* _WRITTEN PROBLEM_
Select every line below containing the word "全球半导体资本开支".

━━ RECORDS FOR THE TASK

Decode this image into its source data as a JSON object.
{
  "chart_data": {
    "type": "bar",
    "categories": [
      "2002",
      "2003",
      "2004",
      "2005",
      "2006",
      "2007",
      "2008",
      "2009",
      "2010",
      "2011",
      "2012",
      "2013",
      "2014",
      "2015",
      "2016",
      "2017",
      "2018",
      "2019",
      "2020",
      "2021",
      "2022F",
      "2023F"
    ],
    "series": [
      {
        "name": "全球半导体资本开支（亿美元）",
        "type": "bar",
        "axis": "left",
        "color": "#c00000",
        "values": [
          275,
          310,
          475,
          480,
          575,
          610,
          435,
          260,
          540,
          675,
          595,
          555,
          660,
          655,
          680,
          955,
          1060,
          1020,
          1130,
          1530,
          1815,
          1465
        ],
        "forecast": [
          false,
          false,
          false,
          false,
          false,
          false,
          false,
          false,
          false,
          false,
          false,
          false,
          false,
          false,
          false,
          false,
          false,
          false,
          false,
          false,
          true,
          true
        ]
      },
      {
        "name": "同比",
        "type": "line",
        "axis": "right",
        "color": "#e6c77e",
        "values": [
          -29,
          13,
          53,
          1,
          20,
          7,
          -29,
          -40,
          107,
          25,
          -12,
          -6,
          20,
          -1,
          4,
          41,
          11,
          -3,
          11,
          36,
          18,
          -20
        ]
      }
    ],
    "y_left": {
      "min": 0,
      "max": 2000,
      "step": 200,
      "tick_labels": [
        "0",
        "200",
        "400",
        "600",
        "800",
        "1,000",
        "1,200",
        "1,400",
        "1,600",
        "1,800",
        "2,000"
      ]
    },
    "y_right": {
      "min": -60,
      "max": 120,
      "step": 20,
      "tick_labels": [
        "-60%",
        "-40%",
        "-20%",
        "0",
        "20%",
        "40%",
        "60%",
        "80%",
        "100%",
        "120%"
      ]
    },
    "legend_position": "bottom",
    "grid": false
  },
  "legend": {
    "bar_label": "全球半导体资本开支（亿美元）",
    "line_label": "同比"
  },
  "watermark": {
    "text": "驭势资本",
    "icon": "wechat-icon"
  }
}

━━━━

* _SOLUTION FOR THIS PROBLEM_
        "name": "全球半导体资本开支（亿美元）",
    "bar_label": "全球半导体资本开支（亿美元）",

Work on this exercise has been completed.